■ **SHORT PROBLEM**
Wherever the string "Upper" occurs in a line of these records, report that line.

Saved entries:

::::

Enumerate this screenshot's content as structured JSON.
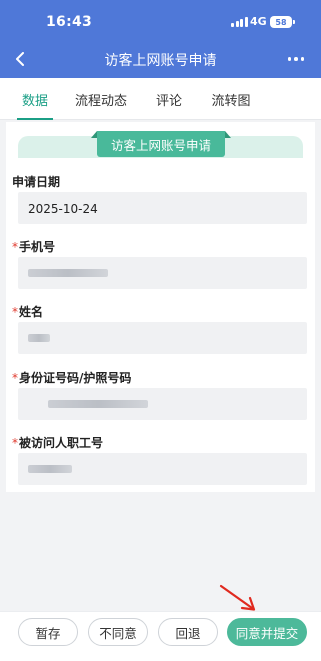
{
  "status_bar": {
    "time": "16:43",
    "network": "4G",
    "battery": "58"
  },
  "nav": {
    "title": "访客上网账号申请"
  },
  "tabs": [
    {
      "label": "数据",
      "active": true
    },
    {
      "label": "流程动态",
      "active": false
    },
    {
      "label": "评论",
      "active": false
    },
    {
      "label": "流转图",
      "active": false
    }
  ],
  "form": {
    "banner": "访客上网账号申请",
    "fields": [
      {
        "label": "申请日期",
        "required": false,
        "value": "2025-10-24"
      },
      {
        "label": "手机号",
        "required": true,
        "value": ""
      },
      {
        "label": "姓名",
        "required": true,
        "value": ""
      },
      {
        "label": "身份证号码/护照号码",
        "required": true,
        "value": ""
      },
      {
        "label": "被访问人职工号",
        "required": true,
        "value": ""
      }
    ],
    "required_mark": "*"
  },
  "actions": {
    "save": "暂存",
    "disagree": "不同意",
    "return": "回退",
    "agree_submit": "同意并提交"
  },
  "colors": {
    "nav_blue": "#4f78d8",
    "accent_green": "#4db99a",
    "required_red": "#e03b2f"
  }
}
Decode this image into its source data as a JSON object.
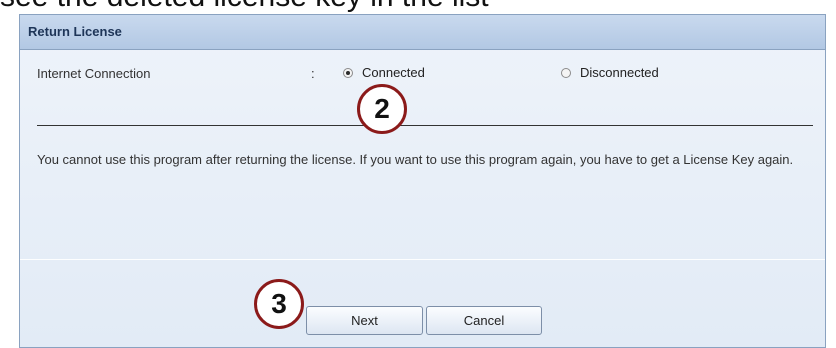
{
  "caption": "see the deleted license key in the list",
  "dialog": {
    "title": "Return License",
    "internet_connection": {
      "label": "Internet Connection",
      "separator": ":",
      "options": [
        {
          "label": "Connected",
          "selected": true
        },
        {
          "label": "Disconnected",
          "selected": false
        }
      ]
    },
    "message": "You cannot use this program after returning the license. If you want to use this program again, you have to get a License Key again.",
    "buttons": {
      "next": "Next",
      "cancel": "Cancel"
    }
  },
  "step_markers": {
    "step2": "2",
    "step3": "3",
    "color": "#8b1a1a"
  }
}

::::

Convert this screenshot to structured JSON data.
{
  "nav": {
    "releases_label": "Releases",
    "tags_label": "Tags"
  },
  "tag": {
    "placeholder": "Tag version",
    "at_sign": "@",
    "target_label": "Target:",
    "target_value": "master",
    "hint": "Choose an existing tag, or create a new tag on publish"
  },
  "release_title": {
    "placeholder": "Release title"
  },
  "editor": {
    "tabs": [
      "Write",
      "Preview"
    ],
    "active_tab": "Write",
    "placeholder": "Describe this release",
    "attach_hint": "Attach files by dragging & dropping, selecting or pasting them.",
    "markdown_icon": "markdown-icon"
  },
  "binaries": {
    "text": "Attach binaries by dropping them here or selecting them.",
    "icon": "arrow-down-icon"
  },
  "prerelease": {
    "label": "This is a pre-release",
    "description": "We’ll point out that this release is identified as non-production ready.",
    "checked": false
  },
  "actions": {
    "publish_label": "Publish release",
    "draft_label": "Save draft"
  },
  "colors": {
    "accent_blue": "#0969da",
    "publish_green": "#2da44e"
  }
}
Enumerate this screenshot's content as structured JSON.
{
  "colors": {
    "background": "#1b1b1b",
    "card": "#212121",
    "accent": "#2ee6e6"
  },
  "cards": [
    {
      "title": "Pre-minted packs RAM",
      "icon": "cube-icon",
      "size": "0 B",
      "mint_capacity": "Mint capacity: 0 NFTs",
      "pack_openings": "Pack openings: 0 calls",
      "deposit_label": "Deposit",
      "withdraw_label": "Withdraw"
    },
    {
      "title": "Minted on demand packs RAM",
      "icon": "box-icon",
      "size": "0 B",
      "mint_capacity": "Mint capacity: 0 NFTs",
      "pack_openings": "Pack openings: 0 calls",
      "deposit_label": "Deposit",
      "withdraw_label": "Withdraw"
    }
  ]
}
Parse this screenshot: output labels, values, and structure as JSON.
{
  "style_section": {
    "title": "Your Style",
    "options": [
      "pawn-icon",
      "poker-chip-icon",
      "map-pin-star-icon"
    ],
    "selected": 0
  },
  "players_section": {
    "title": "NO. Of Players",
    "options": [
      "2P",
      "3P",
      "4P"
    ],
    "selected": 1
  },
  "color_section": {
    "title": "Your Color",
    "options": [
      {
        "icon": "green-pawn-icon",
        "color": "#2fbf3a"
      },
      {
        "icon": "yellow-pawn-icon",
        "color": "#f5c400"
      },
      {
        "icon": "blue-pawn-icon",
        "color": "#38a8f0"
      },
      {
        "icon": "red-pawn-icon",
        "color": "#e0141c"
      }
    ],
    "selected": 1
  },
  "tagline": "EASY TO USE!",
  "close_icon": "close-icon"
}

::::

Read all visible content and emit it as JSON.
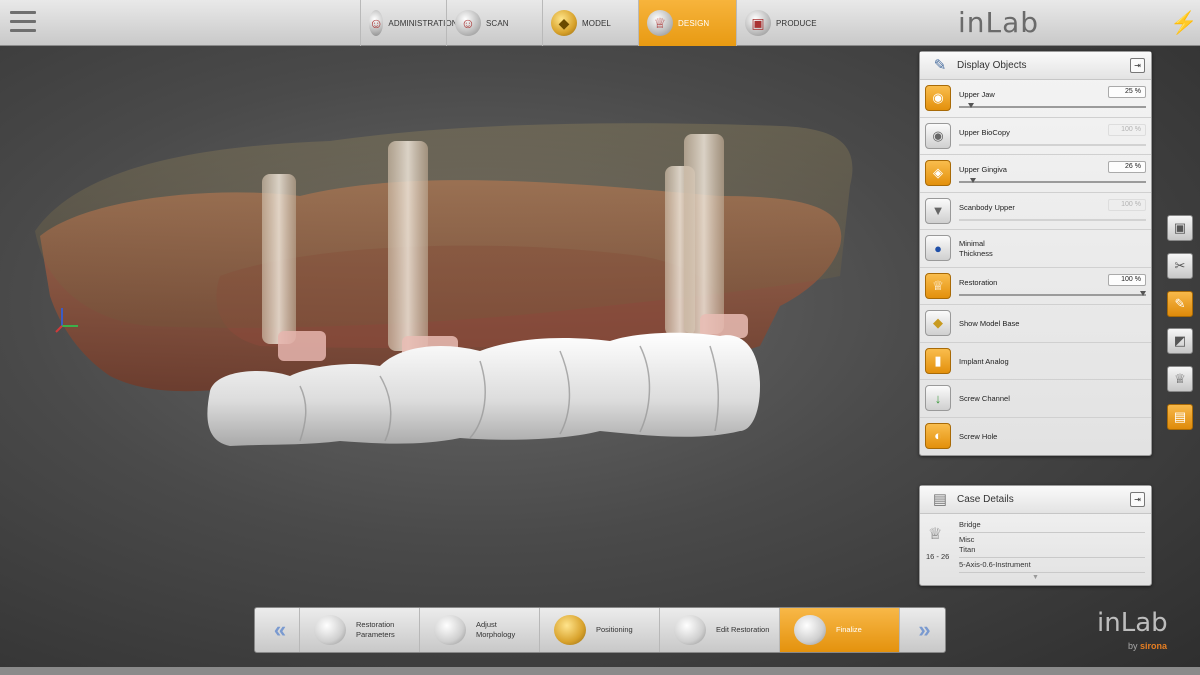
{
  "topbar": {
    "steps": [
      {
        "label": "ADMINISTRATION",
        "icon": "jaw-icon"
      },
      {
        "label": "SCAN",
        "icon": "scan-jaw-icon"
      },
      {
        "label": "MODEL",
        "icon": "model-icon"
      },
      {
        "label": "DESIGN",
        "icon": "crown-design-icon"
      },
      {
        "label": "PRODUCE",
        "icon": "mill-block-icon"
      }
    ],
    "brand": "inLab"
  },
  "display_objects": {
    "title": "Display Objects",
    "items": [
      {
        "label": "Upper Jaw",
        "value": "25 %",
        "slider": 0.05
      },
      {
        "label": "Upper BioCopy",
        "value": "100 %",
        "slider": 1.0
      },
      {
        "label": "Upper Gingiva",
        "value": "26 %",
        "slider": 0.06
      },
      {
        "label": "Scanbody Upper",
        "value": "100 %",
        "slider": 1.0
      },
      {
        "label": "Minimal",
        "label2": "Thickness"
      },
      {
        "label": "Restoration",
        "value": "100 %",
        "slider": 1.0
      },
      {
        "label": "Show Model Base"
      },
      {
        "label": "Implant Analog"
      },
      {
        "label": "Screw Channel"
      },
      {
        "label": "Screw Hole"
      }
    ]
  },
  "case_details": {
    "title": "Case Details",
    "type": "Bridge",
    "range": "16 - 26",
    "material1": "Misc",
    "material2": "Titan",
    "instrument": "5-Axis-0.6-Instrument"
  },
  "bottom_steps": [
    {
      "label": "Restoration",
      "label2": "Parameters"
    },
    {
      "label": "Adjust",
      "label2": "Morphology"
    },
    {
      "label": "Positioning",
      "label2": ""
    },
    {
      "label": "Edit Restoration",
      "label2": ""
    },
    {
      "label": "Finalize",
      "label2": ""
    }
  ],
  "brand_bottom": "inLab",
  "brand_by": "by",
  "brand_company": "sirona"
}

::::

■ **EXERCISE RESPONSE**
        "label": "Upper Jaw",
        "label": "Upper BioCopy",
        "label": "Upper Gingiva",
        "label": "Scanbody Upper",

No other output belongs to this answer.